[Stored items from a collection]

************

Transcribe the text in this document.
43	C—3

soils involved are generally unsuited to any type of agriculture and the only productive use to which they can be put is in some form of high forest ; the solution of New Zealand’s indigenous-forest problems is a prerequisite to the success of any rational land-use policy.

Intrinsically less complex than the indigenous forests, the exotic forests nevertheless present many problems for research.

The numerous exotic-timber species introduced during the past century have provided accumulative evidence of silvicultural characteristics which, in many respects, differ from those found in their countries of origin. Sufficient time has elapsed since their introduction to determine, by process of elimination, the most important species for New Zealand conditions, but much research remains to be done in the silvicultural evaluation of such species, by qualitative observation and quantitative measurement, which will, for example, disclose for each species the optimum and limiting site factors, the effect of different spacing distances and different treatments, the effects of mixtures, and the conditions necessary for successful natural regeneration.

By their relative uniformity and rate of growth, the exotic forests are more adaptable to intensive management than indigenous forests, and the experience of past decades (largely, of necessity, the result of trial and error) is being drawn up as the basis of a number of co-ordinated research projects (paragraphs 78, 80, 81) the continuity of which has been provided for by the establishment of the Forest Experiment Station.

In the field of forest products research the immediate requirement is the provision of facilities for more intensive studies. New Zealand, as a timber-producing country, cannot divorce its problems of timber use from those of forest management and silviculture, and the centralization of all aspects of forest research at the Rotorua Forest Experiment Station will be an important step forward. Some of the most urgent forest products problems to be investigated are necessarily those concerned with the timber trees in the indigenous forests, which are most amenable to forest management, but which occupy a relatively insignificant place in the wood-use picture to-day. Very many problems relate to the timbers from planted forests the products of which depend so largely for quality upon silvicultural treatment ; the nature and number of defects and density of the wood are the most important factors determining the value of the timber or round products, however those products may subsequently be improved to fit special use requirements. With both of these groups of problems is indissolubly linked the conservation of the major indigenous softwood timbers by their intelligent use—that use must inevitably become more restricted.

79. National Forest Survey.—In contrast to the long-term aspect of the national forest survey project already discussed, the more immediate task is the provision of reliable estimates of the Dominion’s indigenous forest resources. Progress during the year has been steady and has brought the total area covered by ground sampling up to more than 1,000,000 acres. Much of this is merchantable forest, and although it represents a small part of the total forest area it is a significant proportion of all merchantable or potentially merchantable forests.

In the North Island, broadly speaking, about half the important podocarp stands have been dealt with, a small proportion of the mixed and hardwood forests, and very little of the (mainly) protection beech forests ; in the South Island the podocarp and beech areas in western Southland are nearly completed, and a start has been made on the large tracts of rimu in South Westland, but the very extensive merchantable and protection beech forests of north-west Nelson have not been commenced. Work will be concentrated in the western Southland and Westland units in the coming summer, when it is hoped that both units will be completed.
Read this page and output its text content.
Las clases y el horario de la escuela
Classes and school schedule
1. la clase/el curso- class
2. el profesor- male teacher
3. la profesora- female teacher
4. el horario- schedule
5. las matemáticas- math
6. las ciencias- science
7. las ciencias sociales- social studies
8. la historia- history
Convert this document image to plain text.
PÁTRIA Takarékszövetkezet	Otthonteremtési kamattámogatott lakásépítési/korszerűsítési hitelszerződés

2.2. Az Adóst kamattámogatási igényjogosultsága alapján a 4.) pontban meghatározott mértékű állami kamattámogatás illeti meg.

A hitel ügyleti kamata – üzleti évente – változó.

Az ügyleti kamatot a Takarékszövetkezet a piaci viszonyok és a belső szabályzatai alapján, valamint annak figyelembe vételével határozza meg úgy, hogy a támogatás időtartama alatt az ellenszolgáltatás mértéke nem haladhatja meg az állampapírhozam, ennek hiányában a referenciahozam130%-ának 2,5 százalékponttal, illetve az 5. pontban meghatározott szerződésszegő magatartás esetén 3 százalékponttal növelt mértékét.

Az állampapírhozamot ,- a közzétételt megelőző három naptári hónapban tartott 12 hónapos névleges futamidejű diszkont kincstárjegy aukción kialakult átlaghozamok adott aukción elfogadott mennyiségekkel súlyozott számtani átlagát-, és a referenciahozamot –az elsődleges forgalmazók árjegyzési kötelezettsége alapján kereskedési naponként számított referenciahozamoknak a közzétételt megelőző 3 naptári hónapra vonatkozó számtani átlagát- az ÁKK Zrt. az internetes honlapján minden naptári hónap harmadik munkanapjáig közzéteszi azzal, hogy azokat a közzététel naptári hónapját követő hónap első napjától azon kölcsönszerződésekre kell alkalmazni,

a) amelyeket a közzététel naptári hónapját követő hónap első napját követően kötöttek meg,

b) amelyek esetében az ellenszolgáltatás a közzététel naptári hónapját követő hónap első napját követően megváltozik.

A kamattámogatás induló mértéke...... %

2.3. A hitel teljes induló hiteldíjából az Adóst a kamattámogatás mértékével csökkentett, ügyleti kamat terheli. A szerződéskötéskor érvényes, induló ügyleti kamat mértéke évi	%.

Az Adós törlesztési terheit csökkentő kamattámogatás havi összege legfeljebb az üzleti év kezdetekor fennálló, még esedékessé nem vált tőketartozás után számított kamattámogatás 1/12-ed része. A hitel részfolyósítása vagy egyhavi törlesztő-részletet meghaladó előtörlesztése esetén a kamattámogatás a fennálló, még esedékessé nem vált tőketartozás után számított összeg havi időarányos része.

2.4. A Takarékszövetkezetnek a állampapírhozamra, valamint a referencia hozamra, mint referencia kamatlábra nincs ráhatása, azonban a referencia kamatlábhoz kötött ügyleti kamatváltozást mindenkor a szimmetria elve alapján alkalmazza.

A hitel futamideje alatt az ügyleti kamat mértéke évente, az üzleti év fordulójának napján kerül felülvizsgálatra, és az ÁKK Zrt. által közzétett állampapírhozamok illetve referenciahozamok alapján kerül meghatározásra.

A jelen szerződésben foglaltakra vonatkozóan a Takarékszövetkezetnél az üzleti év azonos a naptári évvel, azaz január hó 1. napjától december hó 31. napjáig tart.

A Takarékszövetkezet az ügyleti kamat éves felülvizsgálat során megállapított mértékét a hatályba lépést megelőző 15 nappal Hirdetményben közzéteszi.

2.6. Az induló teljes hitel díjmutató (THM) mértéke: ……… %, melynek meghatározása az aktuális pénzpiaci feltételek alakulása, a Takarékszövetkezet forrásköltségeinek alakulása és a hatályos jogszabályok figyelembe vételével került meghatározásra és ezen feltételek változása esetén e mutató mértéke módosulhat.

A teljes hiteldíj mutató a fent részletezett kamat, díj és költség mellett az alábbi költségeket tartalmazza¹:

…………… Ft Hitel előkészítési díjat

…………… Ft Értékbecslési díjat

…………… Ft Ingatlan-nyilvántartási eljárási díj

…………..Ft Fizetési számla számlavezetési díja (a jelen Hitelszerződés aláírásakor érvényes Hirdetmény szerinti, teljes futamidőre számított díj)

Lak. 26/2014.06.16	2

************

Exercise instructions: What do the records say? Quote them all exactly.

Result for this task:
Transcribe the text in this document.
43	C—3

soils involved are generally unsuited to any type of agriculture and the only productive use to which they can be put is in some form of high forest ; the solution of New Zealand’s indigenous-forest problems is a prerequisite to the success of any rational land-use policy.

Intrinsically less complex than the indigenous forests, the exotic forests nevertheless present many problems for research.

The numerous exotic-timber species introduced during the past century have provided accumulative evidence of silvicultural characteristics which, in many respects, differ from those found in their countries of origin. Sufficient time has elapsed since their introduction to determine, by process of elimination, the most important species for New Zealand conditions, but much research remains to be done in the silvicultural evaluation of such species, by qualitative observation and quantitative measurement, which will, for example, disclose for each species the optimum and limiting site factors, the effect of different spacing distances and different treatments, the effects of mixtures, and the conditions necessary for successful natural regeneration.

By their relative uniformity and rate of growth, the exotic forests are more adaptable to intensive management than indigenous forests, and the experience of past decades (largely, of necessity, the result of trial and error) is being drawn up as the basis of a number of co-ordinated research projects (paragraphs 78, 80, 81) the continuity of which has been provided for by the establishment of the Forest Experiment Station.

In the field of forest products research the immediate requirement is the provision of facilities for more intensive studies. New Zealand, as a timber-producing country, cannot divorce its problems of timber use from those of forest management and silviculture, and the centralization of all aspects of forest research at the Rotorua Forest Experiment Station will be an important step forward. Some of the most urgent forest products problems to be investigated are necessarily those concerned with the timber trees in the indigenous forests, which are most amenable to forest management, but which occupy a relatively insignificant place in the wood-use picture to-day. Very many problems relate to the timbers from planted forests the products of which depend so largely for quality upon silvicultural treatment ; the nature and number of defects and density of the wood are the most important factors determining the value of the timber or round products, however those products may subsequently be improved to fit special use requirements. With both of these groups of problems is indissolubly linked the conservation of the major indigenous softwood timbers by their intelligent use—that use must inevitably become more restricted.

79. National Forest Survey.—In contrast to the long-term aspect of the national forest survey project already discussed, the more immediate task is the provision of reliable estimates of the Dominion’s indigenous forest resources. Progress during the year has been steady and has brought the total area covered by ground sampling up to more than 1,000,000 acres. Much of this is merchantable forest, and although it represents a small part of the total forest area it is a significant proportion of all merchantable or potentially merchantable forests.

In the North Island, broadly speaking, about half the important podocarp stands have been dealt with, a small proportion of the mixed and hardwood forests, and very little of the (mainly) protection beech forests ; in the South Island the podocarp and beech areas in western Southland are nearly completed, and a start has been made on the large tracts of rimu in South Westland, but the very extensive merchantable and protection beech forests of north-west Nelson have not been commenced. Work will be concentrated in the western Southland and Westland units in the coming summer, when it is hoped that both units will be completed.
Read this page and output its text content.
Las clases y el horario de la escuela
Classes and school schedule
1. la clase/el curso- class
2. el profesor- male teacher
3. la profesora- female teacher
4. el horario- schedule
5. las matemáticas- math
6. las ciencias- science
7. las ciencias sociales- social studies
8. la historia- history
Convert this document image to plain text.
PÁTRIA Takarékszövetkezet	Otthonteremtési kamattámogatott lakásépítési/korszerűsítési hitelszerződés

2.2. Az Adóst kamattámogatási igényjogosultsága alapján a 4.) pontban meghatározott mértékű állami kamattámogatás illeti meg.

A hitel ügyleti kamata – üzleti évente – változó.

Az ügyleti kamatot a Takarékszövetkezet a piaci viszonyok és a belső szabályzatai alapján, valamint annak figyelembe vételével határozza meg úgy, hogy a támogatás időtartama alatt az ellenszolgáltatás mértéke nem haladhatja meg az állampapírhozam, ennek hiányában a referenciahozam130%-ának 2,5 százalékponttal, illetve az 5. pontban meghatározott szerződésszegő magatartás esetén 3 százalékponttal növelt mértékét.

Az állampapírhozamot ,- a közzétételt megelőző három naptári hónapban tartott 12 hónapos névleges futamidejű diszkont kincstárjegy aukción kialakult átlaghozamok adott aukción elfogadott mennyiségekkel súlyozott számtani átlagát-, és a referenciahozamot –az elsődleges forgalmazók árjegyzési kötelezettsége alapján kereskedési naponként számított referenciahozamoknak a közzétételt megelőző 3 naptári hónapra vonatkozó számtani átlagát- az ÁKK Zrt. az internetes honlapján minden naptári hónap harmadik munkanapjáig közzéteszi azzal, hogy azokat a közzététel naptári hónapját követő hónap első napjától azon kölcsönszerződésekre kell alkalmazni,

a) amelyeket a közzététel naptári hónapját követő hónap első napját követően kötöttek meg,

b) amelyek esetében az ellenszolgáltatás a közzététel naptári hónapját követő hónap első napját követően megváltozik.

A kamattámogatás induló mértéke...... %

2.3. A hitel teljes induló hiteldíjából az Adóst a kamattámogatás mértékével csökkentett, ügyleti kamat terheli. A szerződéskötéskor érvényes, induló ügyleti kamat mértéke évi	%.

Az Adós törlesztési terheit csökkentő kamattámogatás havi összege legfeljebb az üzleti év kezdetekor fennálló, még esedékessé nem vált tőketartozás után számított kamattámogatás 1/12-ed része. A hitel részfolyósítása vagy egyhavi törlesztő-részletet meghaladó előtörlesztése esetén a kamattámogatás a fennálló, még esedékessé nem vált tőketartozás után számított összeg havi időarányos része.

2.4. A Takarékszövetkezetnek a állampapírhozamra, valamint a referencia hozamra, mint referencia kamatlábra nincs ráhatása, azonban a referencia kamatlábhoz kötött ügyleti kamatváltozást mindenkor a szimmetria elve alapján alkalmazza.

A hitel futamideje alatt az ügyleti kamat mértéke évente, az üzleti év fordulójának napján kerül felülvizsgálatra, és az ÁKK Zrt. által közzétett állampapírhozamok illetve referenciahozamok alapján kerül meghatározásra.

A jelen szerződésben foglaltakra vonatkozóan a Takarékszövetkezetnél az üzleti év azonos a naptári évvel, azaz január hó 1. napjától december hó 31. napjáig tart.

A Takarékszövetkezet az ügyleti kamat éves felülvizsgálat során megállapított mértékét a hatályba lépést megelőző 15 nappal Hirdetményben közzéteszi.

2.6. Az induló teljes hitel díjmutató (THM) mértéke: ……… %, melynek meghatározása az aktuális pénzpiaci feltételek alakulása, a Takarékszövetkezet forrásköltségeinek alakulása és a hatályos jogszabályok figyelembe vételével került meghatározásra és ezen feltételek változása esetén e mutató mértéke módosulhat.

A teljes hiteldíj mutató a fent részletezett kamat, díj és költség mellett az alábbi költségeket tartalmazza¹:

…………… Ft Hitel előkészítési díjat

…………… Ft Értékbecslési díjat

…………… Ft Ingatlan-nyilvántartási eljárási díj

…………..Ft Fizetési számla számlavezetési díja (a jelen Hitelszerződés aláírásakor érvényes Hirdetmény szerinti, teljes futamidőre számított díj)

Lak. 26/2014.06.16	2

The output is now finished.